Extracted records
>>>

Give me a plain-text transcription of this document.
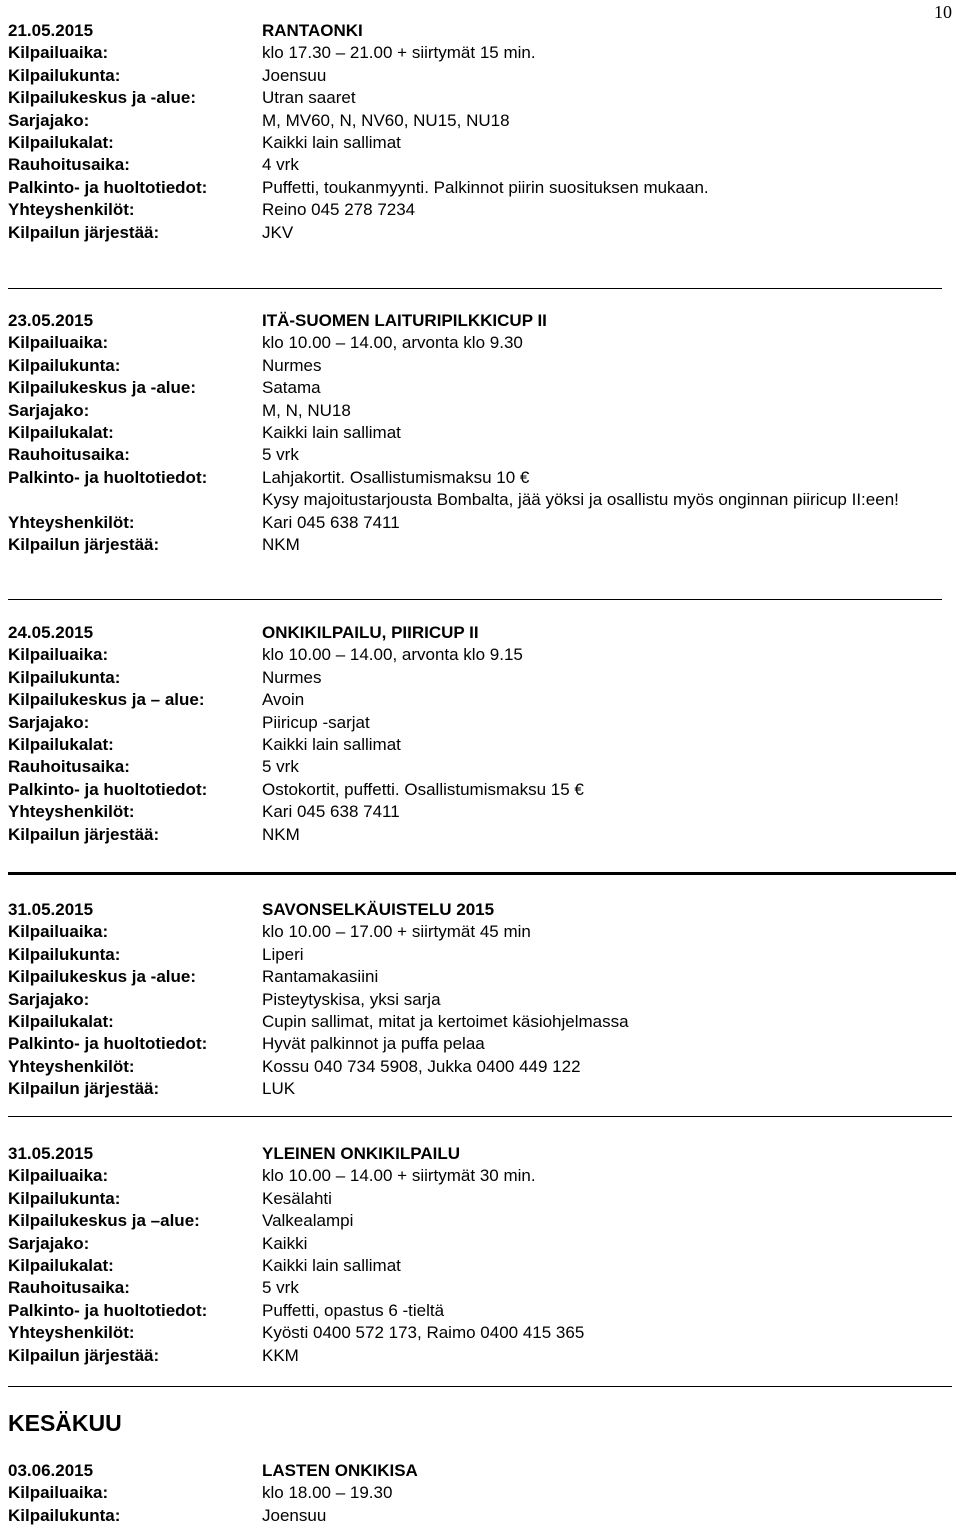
10
21.05.2015	RANTAONKI
Kilpailuaika:	klo 17.30 – 21.00 + siirtymät 15 min.
Kilpailukunta:	Joensuu
Kilpailukeskus ja -alue:	Utran saaret
Sarjajako:	M, MV60, N, NV60, NU15, NU18
Kilpailukalat:	Kaikki lain sallimat
Rauhoitusaika:	4 vrk
Palkinto- ja huoltotiedot:	Puffetti, toukanmyynti. Palkinnot piirin suosituksen mukaan.
Yhteyshenkilöt:	Reino 045 278 7234
Kilpailun järjestää:	JKV
23.05.2015	ITÄ-SUOMEN LAITURIPILKKICUP II
Kilpailuaika:	klo 10.00 – 14.00, arvonta klo 9.30
Kilpailukunta:	Nurmes
Kilpailukeskus ja -alue:	Satama
Sarjajako:	M, N, NU18
Kilpailukalat:	Kaikki lain sallimat
Rauhoitusaika:	5 vrk
Palkinto- ja huoltotiedot:	Lahjakortit. Osallistumismaksu 10 €
Kysy majoitustarjousta Bombalta, jää yöksi ja osallistu myös onginnan piiricup II:een!
Yhteyshenkilöt:	Kari 045 638 7411
Kilpailun järjestää:	NKM
24.05.2015	ONKIKILPAILU, PIIRICUP II
Kilpailuaika:	klo 10.00 – 14.00, arvonta klo 9.15
Kilpailukunta:	Nurmes
Kilpailukeskus ja – alue:	Avoin
Sarjajako:	Piiricup -sarjat
Kilpailukalat:	Kaikki lain sallimat
Rauhoitusaika:	5 vrk
Palkinto- ja huoltotiedot:	Ostokortit, puffetti. Osallistumismaksu 15 €
Yhteyshenkilöt:	Kari 045 638 7411
Kilpailun järjestää:	NKM
31.05.2015	SAVONSELKÄUISTELU 2015
Kilpailuaika:	klo 10.00 – 17.00 + siirtymät 45 min
Kilpailukunta:	Liperi
Kilpailukeskus ja -alue:	Rantamakasiini
Sarjajako:	Pisteytyskisa, yksi sarja
Kilpailukalat:	Cupin sallimat, mitat ja kertoimet käsiohjelmassa
Palkinto- ja huoltotiedot:	Hyvät palkinnot ja puffa pelaa
Yhteyshenkilöt:	Kossu 040 734 5908, Jukka 0400 449 122
Kilpailun järjestää:	LUK
31.05.2015	YLEINEN ONKIKILPAILU
Kilpailuaika:	klo 10.00 – 14.00 + siirtymät 30 min.
Kilpailukunta:	Kesälahti
Kilpailukeskus ja –alue:	Valkealampi
Sarjajako:	Kaikki
Kilpailukalat:	Kaikki lain sallimat
Rauhoitusaika:	5 vrk
Palkinto- ja huoltotiedot:	Puffetti, opastus 6 -tieltä
Yhteyshenkilöt:	Kyösti 0400 572 173, Raimo 0400 415 365
Kilpailun järjestää:	KKM
KESÄKUU
03.06.2015	LASTEN ONKIKISA
Kilpailuaika:	klo 18.00 – 19.30
Kilpailukunta:	Joensuu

<<<

• _Instructions to follow_:
Copy out all the data exactly; skip the pictures.

• _Completed task_:
Give me a plain-text transcription of this document.
10
21.05.2015	RANTAONKI
Kilpailuaika:	klo 17.30 – 21.00 + siirtymät 15 min.
Kilpailukunta:	Joensuu
Kilpailukeskus ja -alue:	Utran saaret
Sarjajako:	M, MV60, N, NV60, NU15, NU18
Kilpailukalat:	Kaikki lain sallimat
Rauhoitusaika:	4 vrk
Palkinto- ja huoltotiedot:	Puffetti, toukanmyynti. Palkinnot piirin suosituksen mukaan.
Yhteyshenkilöt:	Reino 045 278 7234
Kilpailun järjestää:	JKV
23.05.2015	ITÄ-SUOMEN LAITURIPILKKICUP II
Kilpailuaika:	klo 10.00 – 14.00, arvonta klo 9.30
Kilpailukunta:	Nurmes
Kilpailukeskus ja -alue:	Satama
Sarjajako:	M, N, NU18
Kilpailukalat:	Kaikki lain sallimat
Rauhoitusaika:	5 vrk
Palkinto- ja huoltotiedot:	Lahjakortit. Osallistumismaksu 10 €
Kysy majoitustarjousta Bombalta, jää yöksi ja osallistu myös onginnan piiricup II:een!
Yhteyshenkilöt:	Kari 045 638 7411
Kilpailun järjestää:	NKM
24.05.2015	ONKIKILPAILU, PIIRICUP II
Kilpailuaika:	klo 10.00 – 14.00, arvonta klo 9.15
Kilpailukunta:	Nurmes
Kilpailukeskus ja – alue:	Avoin
Sarjajako:	Piiricup -sarjat
Kilpailukalat:	Kaikki lain sallimat
Rauhoitusaika:	5 vrk
Palkinto- ja huoltotiedot:	Ostokortit, puffetti. Osallistumismaksu 15 €
Yhteyshenkilöt:	Kari 045 638 7411
Kilpailun järjestää:	NKM
31.05.2015	SAVONSELKÄUISTELU 2015
Kilpailuaika:	klo 10.00 – 17.00 + siirtymät 45 min
Kilpailukunta:	Liperi
Kilpailukeskus ja -alue:	Rantamakasiini
Sarjajako:	Pisteytyskisa, yksi sarja
Kilpailukalat:	Cupin sallimat, mitat ja kertoimet käsiohjelmassa
Palkinto- ja huoltotiedot:	Hyvät palkinnot ja puffa pelaa
Yhteyshenkilöt:	Kossu 040 734 5908, Jukka 0400 449 122
Kilpailun järjestää:	LUK
31.05.2015	YLEINEN ONKIKILPAILU
Kilpailuaika:	klo 10.00 – 14.00 + siirtymät 30 min.
Kilpailukunta:	Kesälahti
Kilpailukeskus ja –alue:	Valkealampi
Sarjajako:	Kaikki
Kilpailukalat:	Kaikki lain sallimat
Rauhoitusaika:	5 vrk
Palkinto- ja huoltotiedot:	Puffetti, opastus 6 -tieltä
Yhteyshenkilöt:	Kyösti 0400 572 173, Raimo 0400 415 365
Kilpailun järjestää:	KKM
KESÄKUU
03.06.2015	LASTEN ONKIKISA
Kilpailuaika:	klo 18.00 – 19.30
Kilpailukunta:	Joensuu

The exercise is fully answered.